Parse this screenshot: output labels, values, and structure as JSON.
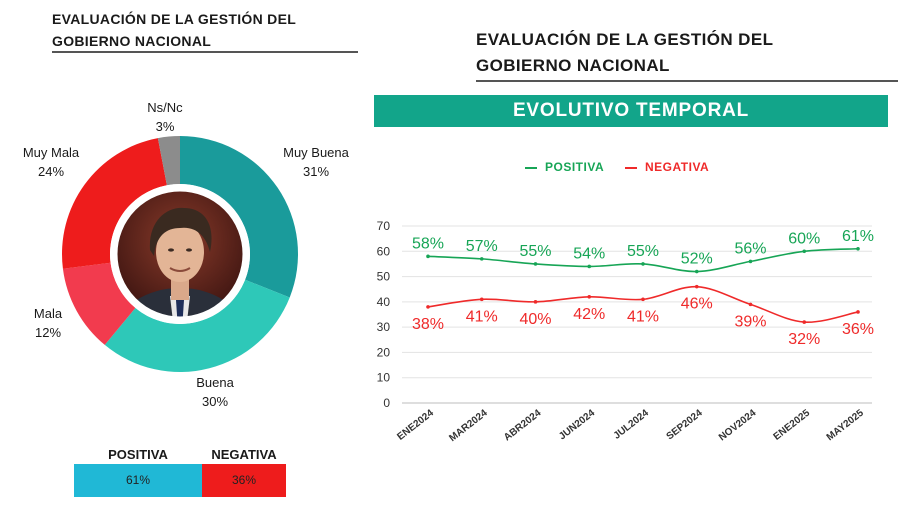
{
  "left_panel": {
    "title_line1": "EVALUACIÓN DE LA GESTIÓN DEL",
    "title_line2": "GOBIERNO NACIONAL",
    "donut": {
      "type": "pie",
      "slices": [
        {
          "label": "Muy Buena",
          "value": 31,
          "value_label": "31%",
          "color": "#1a9b9b"
        },
        {
          "label": "Buena",
          "value": 30,
          "value_label": "30%",
          "color": "#2ec8b8"
        },
        {
          "label": "Mala",
          "value": 12,
          "value_label": "12%",
          "color": "#f23b4e"
        },
        {
          "label": "Muy Mala",
          "value": 24,
          "value_label": "24%",
          "color": "#ee1c1c"
        },
        {
          "label": "Ns/Nc",
          "value": 3,
          "value_label": "3%",
          "color": "#8c8c8c"
        }
      ]
    },
    "summary": {
      "positiva_label": "POSITIVA",
      "positiva_value": "61%",
      "negativa_label": "NEGATIVA",
      "negativa_value": "36%",
      "positiva_color": "#20b8d6",
      "negativa_color": "#ee1c1c"
    }
  },
  "right_panel": {
    "title_line1": "EVALUACIÓN DE LA GESTIÓN DEL",
    "title_line2": "GOBIERNO NACIONAL",
    "banner": "EVOLUTIVO TEMPORAL"
  },
  "chart_data": {
    "type": "line",
    "categories": [
      "ENE2024",
      "MAR2024",
      "ABR2024",
      "JUN2024",
      "JUL2024",
      "SEP2024",
      "NOV2024",
      "ENE2025",
      "MAY2025"
    ],
    "series": [
      {
        "name": "POSITIVA",
        "values": [
          58,
          57,
          55,
          54,
          55,
          52,
          56,
          60,
          61
        ],
        "labels": [
          "58%",
          "57%",
          "55%",
          "54%",
          "55%",
          "52%",
          "56%",
          "60%",
          "61%"
        ],
        "color": "#17a556"
      },
      {
        "name": "NEGATIVA",
        "values": [
          38,
          41,
          40,
          42,
          41,
          46,
          39,
          32,
          36
        ],
        "labels": [
          "38%",
          "41%",
          "40%",
          "42%",
          "41%",
          "46%",
          "39%",
          "32%",
          "36%"
        ],
        "color": "#ef2a2a"
      }
    ],
    "ylim": [
      0,
      70
    ],
    "yticks": [
      "0",
      "10",
      "20",
      "30",
      "40",
      "50",
      "60",
      "70"
    ],
    "grid": true,
    "legend": "top"
  }
}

- **GIVEN PROBLEM**
Return each line of the data, keeping its wording exact and omitting pictures.

- **EXERCISE SOLUTION**
Parse this screenshot: output labels, values, and structure as JSON.
{
  "left_panel": {
    "title_line1": "EVALUACIÓN DE LA GESTIÓN DEL",
    "title_line2": "GOBIERNO NACIONAL",
    "donut": {
      "type": "pie",
      "slices": [
        {
          "label": "Muy Buena",
          "value": 31,
          "value_label": "31%",
          "color": "#1a9b9b"
        },
        {
          "label": "Buena",
          "value": 30,
          "value_label": "30%",
          "color": "#2ec8b8"
        },
        {
          "label": "Mala",
          "value": 12,
          "value_label": "12%",
          "color": "#f23b4e"
        },
        {
          "label": "Muy Mala",
          "value": 24,
          "value_label": "24%",
          "color": "#ee1c1c"
        },
        {
          "label": "Ns/Nc",
          "value": 3,
          "value_label": "3%",
          "color": "#8c8c8c"
        }
      ]
    },
    "summary": {
      "positiva_label": "POSITIVA",
      "positiva_value": "61%",
      "negativa_label": "NEGATIVA",
      "negativa_value": "36%",
      "positiva_color": "#20b8d6",
      "negativa_color": "#ee1c1c"
    }
  },
  "right_panel": {
    "title_line1": "EVALUACIÓN DE LA GESTIÓN DEL",
    "title_line2": "GOBIERNO NACIONAL",
    "banner": "EVOLUTIVO TEMPORAL"
  },
  "chart_data": {
    "type": "line",
    "categories": [
      "ENE2024",
      "MAR2024",
      "ABR2024",
      "JUN2024",
      "JUL2024",
      "SEP2024",
      "NOV2024",
      "ENE2025",
      "MAY2025"
    ],
    "series": [
      {
        "name": "POSITIVA",
        "values": [
          58,
          57,
          55,
          54,
          55,
          52,
          56,
          60,
          61
        ],
        "labels": [
          "58%",
          "57%",
          "55%",
          "54%",
          "55%",
          "52%",
          "56%",
          "60%",
          "61%"
        ],
        "color": "#17a556"
      },
      {
        "name": "NEGATIVA",
        "values": [
          38,
          41,
          40,
          42,
          41,
          46,
          39,
          32,
          36
        ],
        "labels": [
          "38%",
          "41%",
          "40%",
          "42%",
          "41%",
          "46%",
          "39%",
          "32%",
          "36%"
        ],
        "color": "#ef2a2a"
      }
    ],
    "ylim": [
      0,
      70
    ],
    "yticks": [
      "0",
      "10",
      "20",
      "30",
      "40",
      "50",
      "60",
      "70"
    ],
    "grid": true,
    "legend": "top"
  }
}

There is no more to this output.